**What needs to be done:** Copy out all the lines where "plot" shows up.

**Available data:**
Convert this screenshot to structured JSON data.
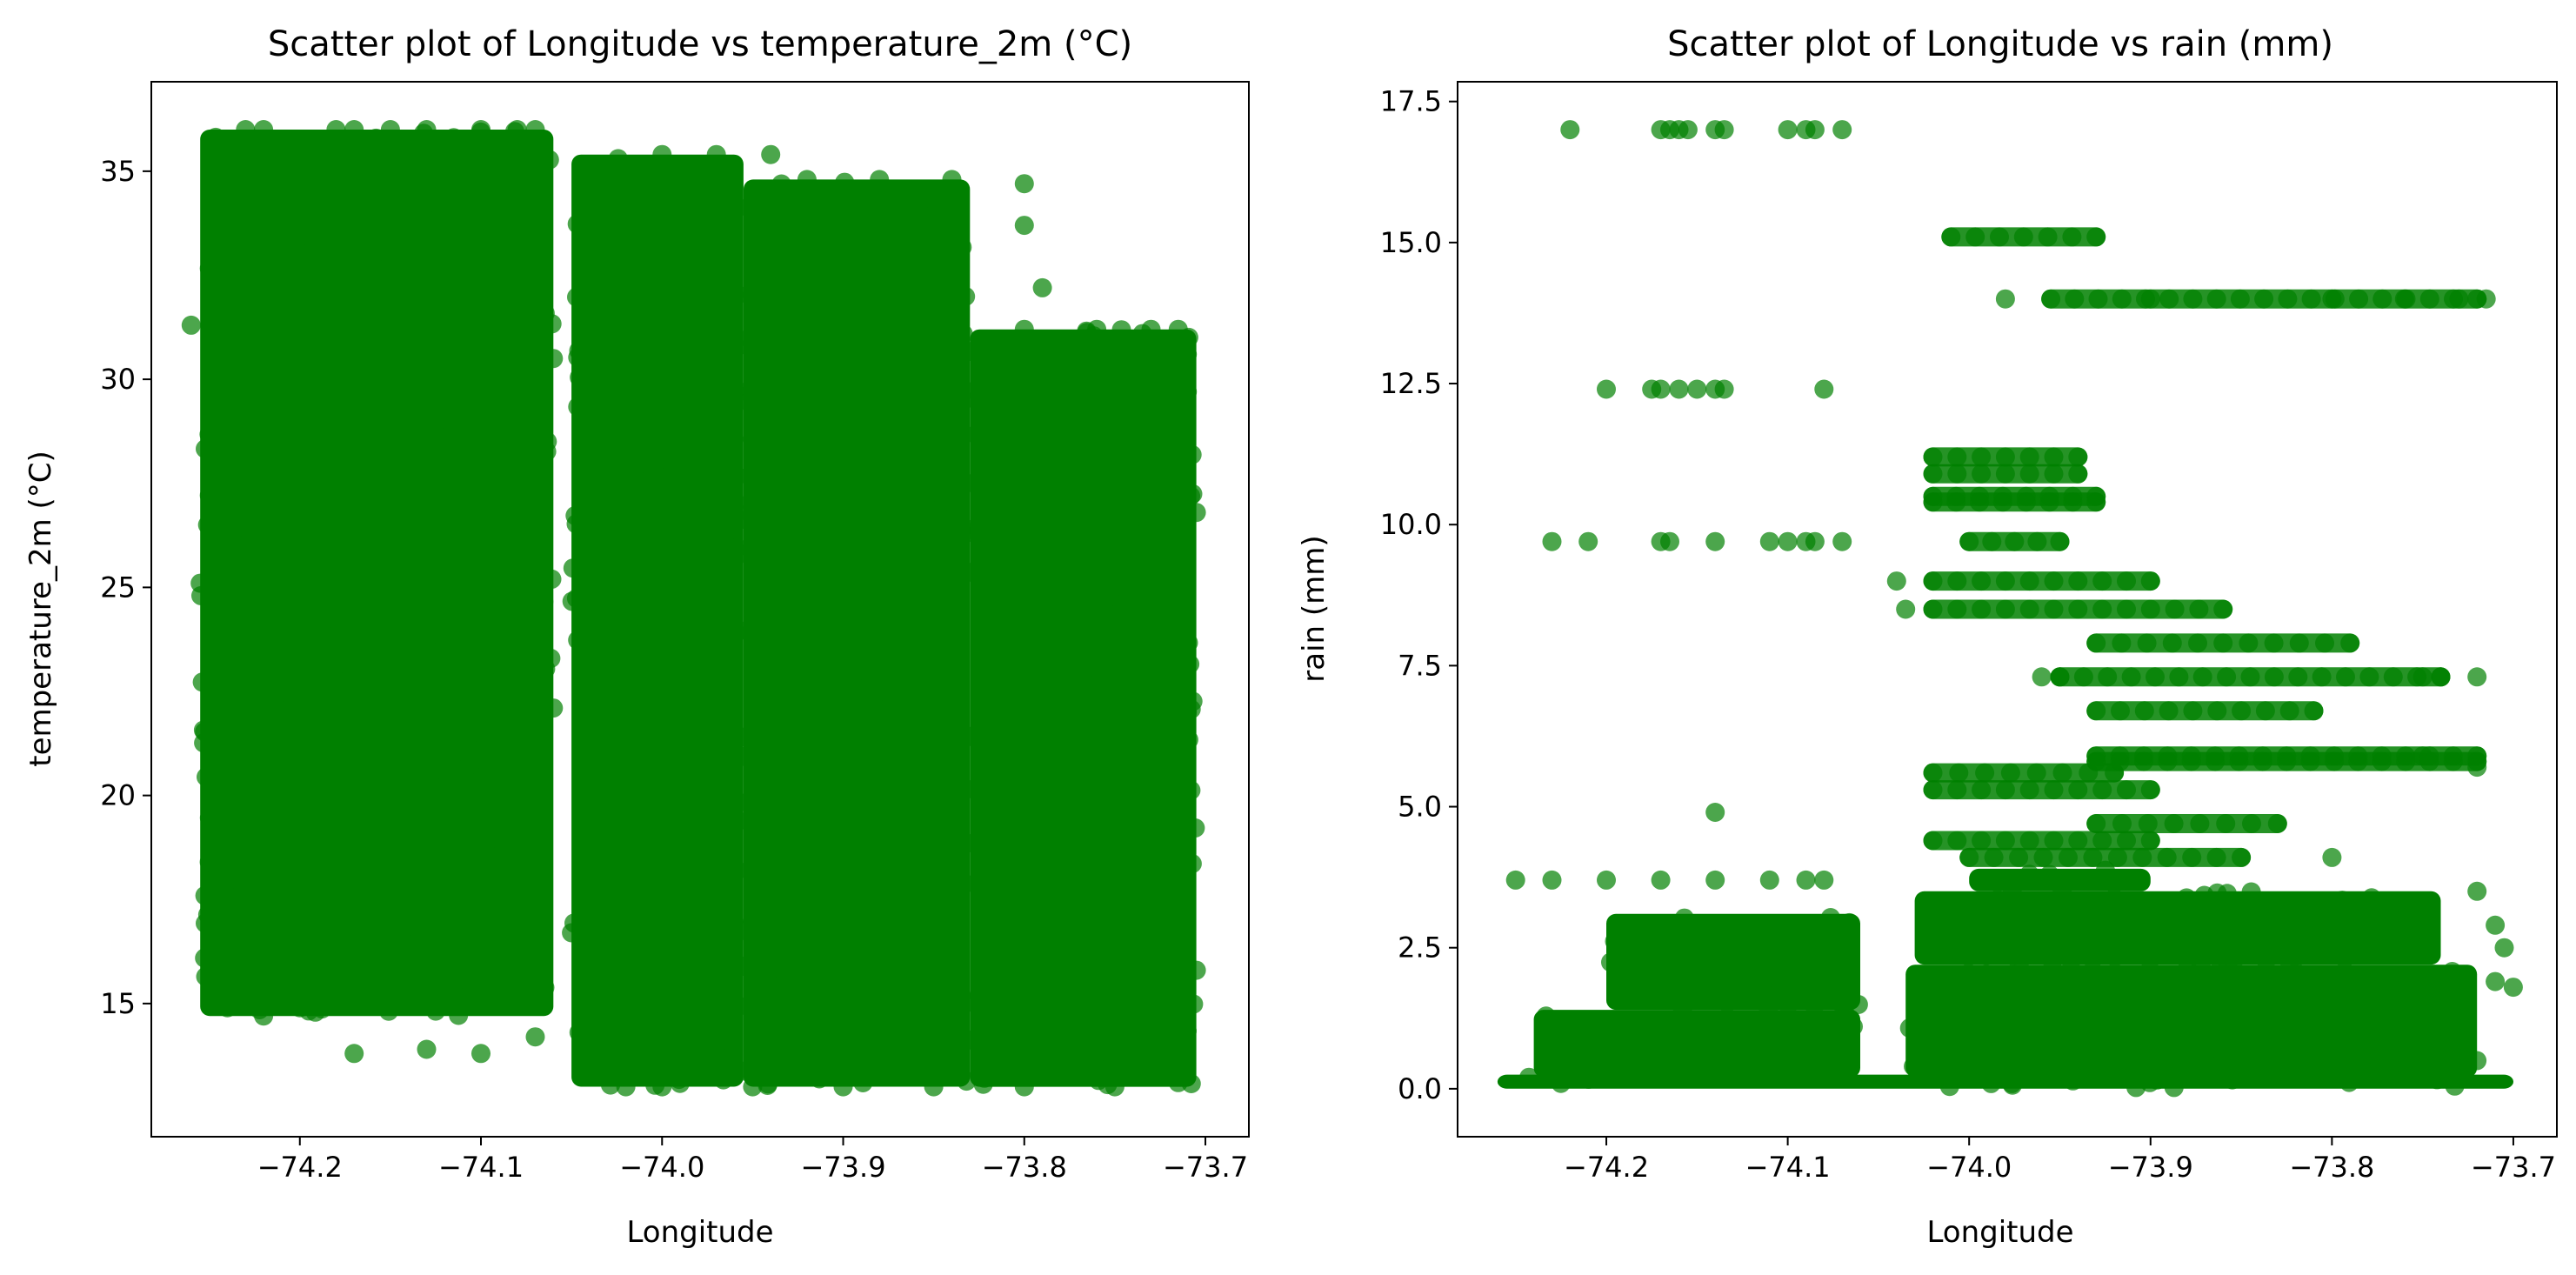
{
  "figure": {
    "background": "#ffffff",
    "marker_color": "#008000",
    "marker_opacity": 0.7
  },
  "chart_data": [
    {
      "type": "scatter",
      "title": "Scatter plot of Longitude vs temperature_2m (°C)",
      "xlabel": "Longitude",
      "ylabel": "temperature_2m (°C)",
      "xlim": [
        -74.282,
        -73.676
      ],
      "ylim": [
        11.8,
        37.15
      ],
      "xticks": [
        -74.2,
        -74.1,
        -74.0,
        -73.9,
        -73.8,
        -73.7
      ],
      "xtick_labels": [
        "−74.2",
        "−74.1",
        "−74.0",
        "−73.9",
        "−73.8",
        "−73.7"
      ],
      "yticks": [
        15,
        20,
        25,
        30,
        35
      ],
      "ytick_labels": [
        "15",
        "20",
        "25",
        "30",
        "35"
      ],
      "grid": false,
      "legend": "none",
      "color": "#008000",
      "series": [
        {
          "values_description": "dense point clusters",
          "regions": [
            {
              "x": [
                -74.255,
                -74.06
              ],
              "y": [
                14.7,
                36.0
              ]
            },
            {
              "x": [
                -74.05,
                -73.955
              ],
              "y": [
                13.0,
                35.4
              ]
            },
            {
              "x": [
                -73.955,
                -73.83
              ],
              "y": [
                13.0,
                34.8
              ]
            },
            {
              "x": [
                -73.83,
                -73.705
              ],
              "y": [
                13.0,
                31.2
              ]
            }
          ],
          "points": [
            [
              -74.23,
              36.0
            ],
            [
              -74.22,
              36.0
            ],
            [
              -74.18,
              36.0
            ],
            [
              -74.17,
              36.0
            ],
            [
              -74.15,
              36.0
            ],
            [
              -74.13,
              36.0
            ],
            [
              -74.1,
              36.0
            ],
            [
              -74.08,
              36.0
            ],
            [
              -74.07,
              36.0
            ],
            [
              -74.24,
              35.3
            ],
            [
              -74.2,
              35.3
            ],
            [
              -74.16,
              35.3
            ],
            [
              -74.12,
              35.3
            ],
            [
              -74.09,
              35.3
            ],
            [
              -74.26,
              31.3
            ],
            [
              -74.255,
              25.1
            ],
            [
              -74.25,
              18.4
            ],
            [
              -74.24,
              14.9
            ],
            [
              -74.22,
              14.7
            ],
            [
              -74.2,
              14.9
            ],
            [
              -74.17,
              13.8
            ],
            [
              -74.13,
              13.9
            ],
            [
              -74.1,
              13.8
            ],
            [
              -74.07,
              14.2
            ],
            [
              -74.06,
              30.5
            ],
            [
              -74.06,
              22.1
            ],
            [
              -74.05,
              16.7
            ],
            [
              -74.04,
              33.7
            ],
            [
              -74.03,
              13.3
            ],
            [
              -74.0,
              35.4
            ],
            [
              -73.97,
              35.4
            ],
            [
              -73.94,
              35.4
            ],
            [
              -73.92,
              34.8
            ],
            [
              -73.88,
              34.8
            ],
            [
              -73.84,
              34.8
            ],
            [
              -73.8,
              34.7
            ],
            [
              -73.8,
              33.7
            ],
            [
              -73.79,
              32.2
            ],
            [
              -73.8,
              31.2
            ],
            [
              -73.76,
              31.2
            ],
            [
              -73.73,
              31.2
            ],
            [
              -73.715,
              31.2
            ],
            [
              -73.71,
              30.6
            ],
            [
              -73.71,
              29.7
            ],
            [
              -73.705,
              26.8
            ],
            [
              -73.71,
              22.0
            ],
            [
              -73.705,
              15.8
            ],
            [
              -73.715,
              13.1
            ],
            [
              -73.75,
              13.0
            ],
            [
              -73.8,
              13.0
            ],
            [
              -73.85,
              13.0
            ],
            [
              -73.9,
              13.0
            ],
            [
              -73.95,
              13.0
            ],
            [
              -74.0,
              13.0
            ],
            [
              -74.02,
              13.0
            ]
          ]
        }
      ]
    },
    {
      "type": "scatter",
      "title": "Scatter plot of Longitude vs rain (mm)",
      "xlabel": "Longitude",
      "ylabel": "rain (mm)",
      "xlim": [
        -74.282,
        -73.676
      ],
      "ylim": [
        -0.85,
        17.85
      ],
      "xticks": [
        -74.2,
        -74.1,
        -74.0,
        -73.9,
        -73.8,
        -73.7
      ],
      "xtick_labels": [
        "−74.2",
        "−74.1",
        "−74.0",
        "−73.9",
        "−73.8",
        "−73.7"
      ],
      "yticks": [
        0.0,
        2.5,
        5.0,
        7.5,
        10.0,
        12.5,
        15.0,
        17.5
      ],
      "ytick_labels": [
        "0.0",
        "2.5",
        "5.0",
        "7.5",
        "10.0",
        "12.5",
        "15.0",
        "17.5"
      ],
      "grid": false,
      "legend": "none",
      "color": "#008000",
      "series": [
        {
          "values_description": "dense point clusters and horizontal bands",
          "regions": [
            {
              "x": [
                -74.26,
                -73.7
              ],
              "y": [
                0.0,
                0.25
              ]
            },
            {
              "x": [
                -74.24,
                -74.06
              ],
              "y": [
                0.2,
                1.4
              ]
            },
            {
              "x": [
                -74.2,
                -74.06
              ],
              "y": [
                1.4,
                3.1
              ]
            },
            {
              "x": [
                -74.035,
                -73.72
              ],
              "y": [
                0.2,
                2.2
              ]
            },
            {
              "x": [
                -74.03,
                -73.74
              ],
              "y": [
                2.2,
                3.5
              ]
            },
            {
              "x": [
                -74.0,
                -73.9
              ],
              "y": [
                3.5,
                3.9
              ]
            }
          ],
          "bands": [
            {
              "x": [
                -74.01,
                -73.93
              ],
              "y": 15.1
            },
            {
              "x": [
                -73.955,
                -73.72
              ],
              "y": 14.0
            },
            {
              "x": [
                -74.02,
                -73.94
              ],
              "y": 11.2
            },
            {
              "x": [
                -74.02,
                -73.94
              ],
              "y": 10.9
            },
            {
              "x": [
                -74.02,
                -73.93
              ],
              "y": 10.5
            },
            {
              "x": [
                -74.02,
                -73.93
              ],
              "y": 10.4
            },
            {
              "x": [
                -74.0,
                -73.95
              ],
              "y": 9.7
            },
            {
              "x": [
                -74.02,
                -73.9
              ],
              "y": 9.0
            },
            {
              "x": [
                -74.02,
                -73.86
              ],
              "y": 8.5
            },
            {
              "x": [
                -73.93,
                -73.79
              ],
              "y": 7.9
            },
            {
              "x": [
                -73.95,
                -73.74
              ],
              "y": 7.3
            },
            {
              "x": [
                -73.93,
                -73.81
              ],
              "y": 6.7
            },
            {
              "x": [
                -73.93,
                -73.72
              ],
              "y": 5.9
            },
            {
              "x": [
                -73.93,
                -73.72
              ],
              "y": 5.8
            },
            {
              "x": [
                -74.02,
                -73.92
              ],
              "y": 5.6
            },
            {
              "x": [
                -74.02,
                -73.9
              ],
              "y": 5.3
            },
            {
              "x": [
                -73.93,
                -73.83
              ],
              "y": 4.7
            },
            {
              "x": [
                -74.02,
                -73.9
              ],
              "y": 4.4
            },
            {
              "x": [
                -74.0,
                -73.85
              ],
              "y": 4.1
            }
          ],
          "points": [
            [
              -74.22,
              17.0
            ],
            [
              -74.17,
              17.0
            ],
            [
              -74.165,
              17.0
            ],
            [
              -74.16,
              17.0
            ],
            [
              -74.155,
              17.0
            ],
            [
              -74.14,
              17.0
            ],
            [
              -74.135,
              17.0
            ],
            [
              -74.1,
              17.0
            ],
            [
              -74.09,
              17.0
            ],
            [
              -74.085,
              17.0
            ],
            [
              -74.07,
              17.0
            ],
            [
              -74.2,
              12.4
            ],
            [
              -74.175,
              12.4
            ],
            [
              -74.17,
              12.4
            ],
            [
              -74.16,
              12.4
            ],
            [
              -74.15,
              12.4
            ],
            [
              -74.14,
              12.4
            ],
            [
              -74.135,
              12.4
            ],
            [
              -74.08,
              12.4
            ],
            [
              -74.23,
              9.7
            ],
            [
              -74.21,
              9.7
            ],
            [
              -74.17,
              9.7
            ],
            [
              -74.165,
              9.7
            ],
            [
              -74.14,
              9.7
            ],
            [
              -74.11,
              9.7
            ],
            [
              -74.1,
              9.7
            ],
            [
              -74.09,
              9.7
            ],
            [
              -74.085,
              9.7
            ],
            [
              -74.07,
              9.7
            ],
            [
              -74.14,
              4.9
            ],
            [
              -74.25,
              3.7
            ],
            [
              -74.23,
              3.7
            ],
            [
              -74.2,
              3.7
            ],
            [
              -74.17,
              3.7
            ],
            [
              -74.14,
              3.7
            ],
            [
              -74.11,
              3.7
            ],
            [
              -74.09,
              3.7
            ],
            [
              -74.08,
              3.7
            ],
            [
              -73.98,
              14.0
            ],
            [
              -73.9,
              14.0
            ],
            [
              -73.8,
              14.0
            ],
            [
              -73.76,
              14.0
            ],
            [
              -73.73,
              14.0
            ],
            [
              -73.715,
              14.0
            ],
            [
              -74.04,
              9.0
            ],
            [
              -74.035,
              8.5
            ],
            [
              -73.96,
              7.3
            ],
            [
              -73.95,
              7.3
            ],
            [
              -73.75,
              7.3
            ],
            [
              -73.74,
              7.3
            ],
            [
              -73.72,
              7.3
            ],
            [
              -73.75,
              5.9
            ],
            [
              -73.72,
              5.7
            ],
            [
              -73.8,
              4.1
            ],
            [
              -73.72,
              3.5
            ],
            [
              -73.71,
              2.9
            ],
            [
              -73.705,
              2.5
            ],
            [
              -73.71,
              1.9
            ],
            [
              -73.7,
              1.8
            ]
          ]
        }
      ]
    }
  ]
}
* * *
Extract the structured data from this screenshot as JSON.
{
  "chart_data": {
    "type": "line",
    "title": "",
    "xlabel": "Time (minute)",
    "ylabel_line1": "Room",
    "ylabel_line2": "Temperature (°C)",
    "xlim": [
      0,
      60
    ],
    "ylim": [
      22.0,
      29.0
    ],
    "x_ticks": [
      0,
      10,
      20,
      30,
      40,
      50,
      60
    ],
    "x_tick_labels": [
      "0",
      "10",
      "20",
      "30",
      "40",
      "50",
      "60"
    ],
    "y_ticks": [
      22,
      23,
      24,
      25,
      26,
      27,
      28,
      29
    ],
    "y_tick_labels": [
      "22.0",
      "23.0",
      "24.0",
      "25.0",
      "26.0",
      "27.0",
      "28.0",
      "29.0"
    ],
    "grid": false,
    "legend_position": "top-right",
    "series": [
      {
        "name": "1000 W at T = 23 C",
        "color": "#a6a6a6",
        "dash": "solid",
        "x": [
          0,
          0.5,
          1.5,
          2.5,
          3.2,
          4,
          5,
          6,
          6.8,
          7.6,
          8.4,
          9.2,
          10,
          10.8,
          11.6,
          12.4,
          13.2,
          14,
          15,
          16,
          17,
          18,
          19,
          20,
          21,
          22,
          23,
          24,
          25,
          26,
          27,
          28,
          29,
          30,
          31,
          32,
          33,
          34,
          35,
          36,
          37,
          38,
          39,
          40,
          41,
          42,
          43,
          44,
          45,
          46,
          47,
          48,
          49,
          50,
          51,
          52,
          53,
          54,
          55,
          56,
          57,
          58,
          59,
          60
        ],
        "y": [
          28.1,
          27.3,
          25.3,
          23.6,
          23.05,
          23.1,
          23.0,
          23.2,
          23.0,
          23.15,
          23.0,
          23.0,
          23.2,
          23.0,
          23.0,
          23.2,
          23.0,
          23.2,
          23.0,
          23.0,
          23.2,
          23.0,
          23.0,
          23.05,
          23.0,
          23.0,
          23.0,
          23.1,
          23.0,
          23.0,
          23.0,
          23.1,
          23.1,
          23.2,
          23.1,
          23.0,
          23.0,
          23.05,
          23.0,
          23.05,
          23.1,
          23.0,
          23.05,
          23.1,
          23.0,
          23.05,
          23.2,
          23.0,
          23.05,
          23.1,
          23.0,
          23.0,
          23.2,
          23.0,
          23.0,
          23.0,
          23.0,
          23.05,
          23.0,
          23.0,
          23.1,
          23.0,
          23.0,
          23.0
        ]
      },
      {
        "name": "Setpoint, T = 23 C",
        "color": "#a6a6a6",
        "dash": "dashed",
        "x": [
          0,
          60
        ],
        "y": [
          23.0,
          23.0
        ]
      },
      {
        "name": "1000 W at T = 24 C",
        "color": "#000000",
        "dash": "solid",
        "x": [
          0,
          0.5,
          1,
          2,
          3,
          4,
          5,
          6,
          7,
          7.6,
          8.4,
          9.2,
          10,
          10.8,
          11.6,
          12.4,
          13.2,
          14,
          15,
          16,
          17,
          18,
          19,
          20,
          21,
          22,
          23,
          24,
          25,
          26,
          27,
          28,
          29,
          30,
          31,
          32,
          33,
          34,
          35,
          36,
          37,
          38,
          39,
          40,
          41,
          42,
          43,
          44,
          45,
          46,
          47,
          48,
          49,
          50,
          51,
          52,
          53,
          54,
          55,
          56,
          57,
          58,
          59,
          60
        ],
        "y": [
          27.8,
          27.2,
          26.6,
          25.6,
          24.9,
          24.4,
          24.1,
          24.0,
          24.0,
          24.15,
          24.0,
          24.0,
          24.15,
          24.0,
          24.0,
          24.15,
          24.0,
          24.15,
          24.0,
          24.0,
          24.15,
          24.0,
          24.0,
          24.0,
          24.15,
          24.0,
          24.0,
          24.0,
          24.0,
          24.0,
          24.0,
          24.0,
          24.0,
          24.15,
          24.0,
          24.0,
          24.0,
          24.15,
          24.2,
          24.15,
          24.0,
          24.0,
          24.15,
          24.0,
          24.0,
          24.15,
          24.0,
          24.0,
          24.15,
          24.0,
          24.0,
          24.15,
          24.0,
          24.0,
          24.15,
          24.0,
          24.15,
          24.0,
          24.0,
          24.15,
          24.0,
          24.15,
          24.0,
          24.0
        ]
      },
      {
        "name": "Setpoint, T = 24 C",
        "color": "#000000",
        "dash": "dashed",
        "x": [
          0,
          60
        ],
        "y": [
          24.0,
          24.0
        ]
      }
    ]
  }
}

**Solution to this problem:**
      "title": "Scatter plot of Longitude vs temperature_2m (°C)",
      "title": "Scatter plot of Longitude vs rain (mm)",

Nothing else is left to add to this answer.